Short exercise: Within this material, how many lines have the string "JSON" in them? The answer is a number, with nothing added.

|---|

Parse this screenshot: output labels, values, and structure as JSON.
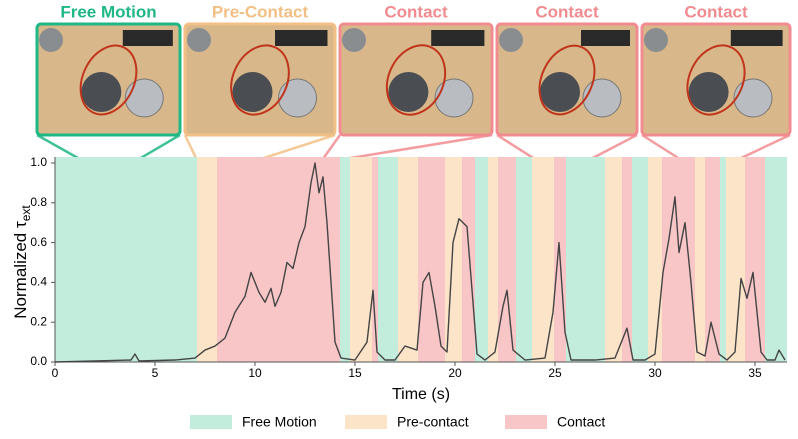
{
  "chart_data": {
    "type": "line",
    "annotations": [
      {
        "label": "Free Motion",
        "color": "#1fb784"
      },
      {
        "label": "Pre-Contact",
        "color": "#f2bf85"
      },
      {
        "label": "Contact",
        "color": "#f28b8f"
      },
      {
        "label": "Contact",
        "color": "#f28b8f"
      },
      {
        "label": "Contact",
        "color": "#f28b8f"
      }
    ],
    "xlabel": "Time (s)",
    "ylabel": "Normalized τ",
    "ylabel_sub": "ext",
    "xlim": [
      0,
      36.6
    ],
    "ylim": [
      0,
      1.03
    ],
    "xticks": [
      0,
      5,
      10,
      15,
      20,
      25,
      30,
      35
    ],
    "yticks": [
      {
        "value": 0,
        "label": "0.0"
      },
      0.2,
      0.4,
      0.6,
      0.8,
      {
        "value": 1,
        "label": "1.0"
      }
    ],
    "regions": [
      {
        "name": "Free Motion",
        "color": "#c2eddc"
      },
      {
        "name": "Pre-contact",
        "color": "#fbe4c8"
      },
      {
        "name": "Contact",
        "color": "#f9c6c8"
      }
    ],
    "spans": [
      {
        "start": 0,
        "end": 7.1,
        "kind": 0
      },
      {
        "start": 7.1,
        "end": 8.1,
        "kind": 1
      },
      {
        "start": 8.1,
        "end": 14.25,
        "kind": 2
      },
      {
        "start": 14.25,
        "end": 14.75,
        "kind": 0
      },
      {
        "start": 14.75,
        "end": 15.85,
        "kind": 1
      },
      {
        "start": 15.85,
        "end": 16.15,
        "kind": 2
      },
      {
        "start": 16.15,
        "end": 17.15,
        "kind": 0
      },
      {
        "start": 17.15,
        "end": 18.15,
        "kind": 1
      },
      {
        "start": 18.15,
        "end": 19.5,
        "kind": 2
      },
      {
        "start": 19.5,
        "end": 20.35,
        "kind": 1
      },
      {
        "start": 20.35,
        "end": 21.0,
        "kind": 2
      },
      {
        "start": 21.0,
        "end": 21.65,
        "kind": 0
      },
      {
        "start": 21.65,
        "end": 22.15,
        "kind": 1
      },
      {
        "start": 22.15,
        "end": 23.05,
        "kind": 2
      },
      {
        "start": 23.05,
        "end": 23.85,
        "kind": 0
      },
      {
        "start": 23.85,
        "end": 24.95,
        "kind": 1
      },
      {
        "start": 24.95,
        "end": 25.55,
        "kind": 2
      },
      {
        "start": 25.55,
        "end": 27.5,
        "kind": 0
      },
      {
        "start": 27.5,
        "end": 28.35,
        "kind": 1
      },
      {
        "start": 28.35,
        "end": 28.85,
        "kind": 2
      },
      {
        "start": 28.85,
        "end": 29.65,
        "kind": 0
      },
      {
        "start": 29.65,
        "end": 30.35,
        "kind": 1
      },
      {
        "start": 30.35,
        "end": 32.0,
        "kind": 2
      },
      {
        "start": 32.0,
        "end": 32.5,
        "kind": 1
      },
      {
        "start": 32.5,
        "end": 33.25,
        "kind": 2
      },
      {
        "start": 33.25,
        "end": 33.55,
        "kind": 0
      },
      {
        "start": 33.55,
        "end": 34.5,
        "kind": 1
      },
      {
        "start": 34.5,
        "end": 35.5,
        "kind": 2
      },
      {
        "start": 35.5,
        "end": 36.6,
        "kind": 0
      }
    ],
    "series": [
      {
        "color": "#444444",
        "x": [
          0,
          2,
          3.8,
          4,
          4.2,
          6,
          7,
          7.5,
          8,
          8.5,
          9,
          9.5,
          9.8,
          10.2,
          10.5,
          10.8,
          11,
          11.3,
          11.6,
          11.9,
          12.2,
          12.5,
          12.8,
          13,
          13.2,
          13.4,
          13.6,
          13.8,
          14,
          14.3,
          15,
          15.6,
          15.9,
          16.1,
          16.5,
          17,
          17.5,
          18.1,
          18.4,
          18.7,
          19,
          19.3,
          19.6,
          19.9,
          20.2,
          20.6,
          20.9,
          21.1,
          21.5,
          22,
          22.4,
          22.6,
          22.9,
          23.5,
          24.5,
          24.9,
          25.2,
          25.5,
          25.8,
          27,
          28,
          28.6,
          28.9,
          29.5,
          30,
          30.4,
          30.7,
          31,
          31.2,
          31.5,
          31.8,
          32.1,
          32.5,
          32.8,
          33,
          33.2,
          33.6,
          34,
          34.3,
          34.6,
          34.9,
          35.3,
          35.6,
          36,
          36.2,
          36.5
        ],
        "values": [
          0,
          0.005,
          0.01,
          0.04,
          0.005,
          0.01,
          0.02,
          0.06,
          0.08,
          0.12,
          0.25,
          0.33,
          0.45,
          0.35,
          0.3,
          0.37,
          0.28,
          0.35,
          0.5,
          0.47,
          0.6,
          0.68,
          0.9,
          1.0,
          0.85,
          0.93,
          0.7,
          0.4,
          0.1,
          0.02,
          0.01,
          0.1,
          0.36,
          0.05,
          0.01,
          0.01,
          0.08,
          0.06,
          0.4,
          0.45,
          0.28,
          0.08,
          0.05,
          0.6,
          0.72,
          0.68,
          0.3,
          0.04,
          0.01,
          0.05,
          0.28,
          0.36,
          0.06,
          0.01,
          0.02,
          0.25,
          0.6,
          0.15,
          0.01,
          0.01,
          0.02,
          0.17,
          0.01,
          0.01,
          0.04,
          0.45,
          0.62,
          0.83,
          0.55,
          0.7,
          0.4,
          0.05,
          0.03,
          0.2,
          0.12,
          0.04,
          0.01,
          0.05,
          0.42,
          0.32,
          0.45,
          0.05,
          0.01,
          0.01,
          0.06,
          0.01
        ]
      }
    ]
  }
}
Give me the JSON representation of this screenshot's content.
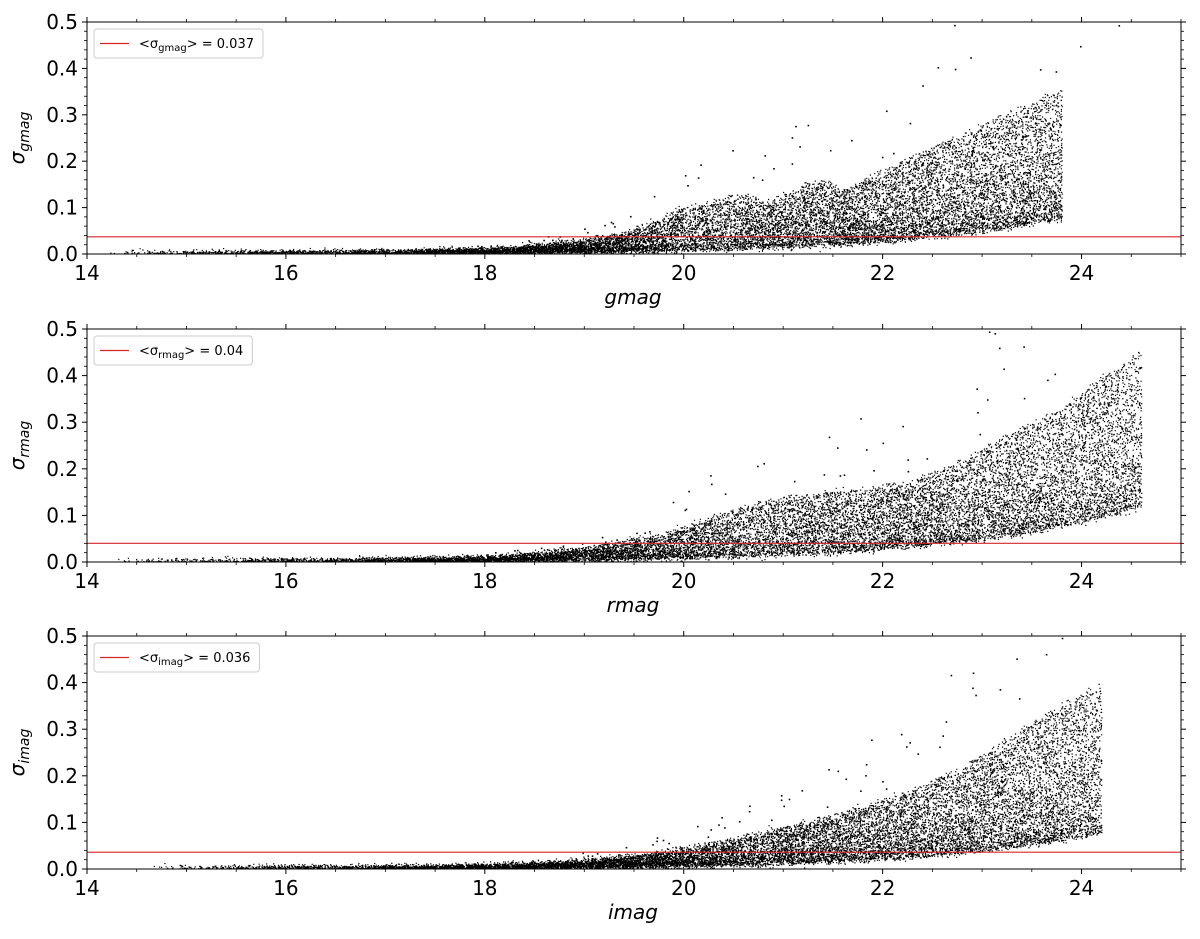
{
  "chart_data": [
    {
      "type": "scatter",
      "xlabel": "gmag",
      "ylabel_symbol": "σ",
      "ylabel_sub": "gmag",
      "xlim": [
        14,
        25
      ],
      "ylim": [
        0,
        0.5
      ],
      "xticks": [
        14,
        16,
        18,
        20,
        22,
        24
      ],
      "xtick_labels": [
        "14",
        "16",
        "18",
        "20",
        "22",
        "24"
      ],
      "yticks": [
        0.0,
        0.1,
        0.2,
        0.3,
        0.4,
        0.5
      ],
      "ytick_labels": [
        "0.0",
        "0.1",
        "0.2",
        "0.3",
        "0.4",
        "0.5"
      ],
      "grid": false,
      "legend_position": "top-left",
      "mean_line": {
        "y": 0.037,
        "color": "#d62728",
        "label_prefix": "<σ",
        "label_sub": "gmag",
        "label_suffix": "> = 0.037"
      },
      "series": [
        {
          "color": "#000000",
          "x": [
            14.2,
            15.0,
            15.8,
            16.6,
            17.2,
            17.8,
            18.2,
            18.6,
            19.0,
            19.4,
            19.6,
            19.8,
            20.0,
            20.2,
            20.4,
            20.6,
            20.8,
            21.0,
            21.2,
            21.4,
            21.6,
            21.8,
            22.0,
            22.2,
            22.4,
            22.6,
            22.8,
            23.0,
            23.2,
            23.4,
            23.6,
            23.8
          ],
          "y": [
            0.001,
            0.001,
            0.002,
            0.003,
            0.005,
            0.008,
            0.012,
            0.02,
            0.03,
            0.045,
            0.06,
            0.08,
            0.1,
            0.11,
            0.12,
            0.13,
            0.11,
            0.13,
            0.15,
            0.16,
            0.14,
            0.16,
            0.18,
            0.2,
            0.22,
            0.24,
            0.26,
            0.28,
            0.3,
            0.32,
            0.34,
            0.35
          ]
        }
      ]
    },
    {
      "type": "scatter",
      "xlabel": "rmag",
      "ylabel_symbol": "σ",
      "ylabel_sub": "rmag",
      "xlim": [
        14,
        25
      ],
      "ylim": [
        0,
        0.5
      ],
      "xticks": [
        14,
        16,
        18,
        20,
        22,
        24
      ],
      "xtick_labels": [
        "14",
        "16",
        "18",
        "20",
        "22",
        "24"
      ],
      "yticks": [
        0.0,
        0.1,
        0.2,
        0.3,
        0.4,
        0.5
      ],
      "ytick_labels": [
        "0.0",
        "0.1",
        "0.2",
        "0.3",
        "0.4",
        "0.5"
      ],
      "grid": false,
      "legend_position": "top-left",
      "mean_line": {
        "y": 0.04,
        "color": "#d62728",
        "label_prefix": "<σ",
        "label_sub": "rmag",
        "label_suffix": "> = 0.04"
      },
      "series": [
        {
          "color": "#000000",
          "x": [
            14.2,
            15.0,
            15.8,
            16.6,
            17.2,
            17.8,
            18.2,
            18.6,
            19.0,
            19.4,
            19.8,
            20.2,
            20.6,
            21.0,
            21.4,
            21.8,
            22.2,
            22.6,
            23.0,
            23.4,
            23.8,
            24.2,
            24.6
          ],
          "y": [
            0.001,
            0.001,
            0.002,
            0.003,
            0.005,
            0.008,
            0.012,
            0.02,
            0.03,
            0.045,
            0.06,
            0.09,
            0.12,
            0.14,
            0.15,
            0.16,
            0.17,
            0.2,
            0.24,
            0.29,
            0.33,
            0.4,
            0.45
          ]
        }
      ]
    },
    {
      "type": "scatter",
      "xlabel": "imag",
      "ylabel_symbol": "σ",
      "ylabel_sub": "imag",
      "xlim": [
        14,
        25
      ],
      "ylim": [
        0,
        0.5
      ],
      "xticks": [
        14,
        16,
        18,
        20,
        22,
        24
      ],
      "xtick_labels": [
        "14",
        "16",
        "18",
        "20",
        "22",
        "24"
      ],
      "yticks": [
        0.0,
        0.1,
        0.2,
        0.3,
        0.4,
        0.5
      ],
      "ytick_labels": [
        "0.0",
        "0.1",
        "0.2",
        "0.3",
        "0.4",
        "0.5"
      ],
      "grid": false,
      "legend_position": "top-left",
      "mean_line": {
        "y": 0.036,
        "color": "#d62728",
        "label_prefix": "<σ",
        "label_sub": "imag",
        "label_suffix": "> = 0.036"
      },
      "series": [
        {
          "color": "#000000",
          "x": [
            14.6,
            15.2,
            16.0,
            16.8,
            17.4,
            18.0,
            18.4,
            18.8,
            19.2,
            19.6,
            20.0,
            20.4,
            20.8,
            21.2,
            21.6,
            22.0,
            22.4,
            22.8,
            23.2,
            23.6,
            24.2
          ],
          "y": [
            0.001,
            0.001,
            0.002,
            0.003,
            0.004,
            0.006,
            0.01,
            0.015,
            0.022,
            0.03,
            0.045,
            0.06,
            0.08,
            0.1,
            0.12,
            0.15,
            0.18,
            0.22,
            0.27,
            0.33,
            0.4
          ]
        }
      ]
    }
  ]
}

|---|

Answer to the problem: 2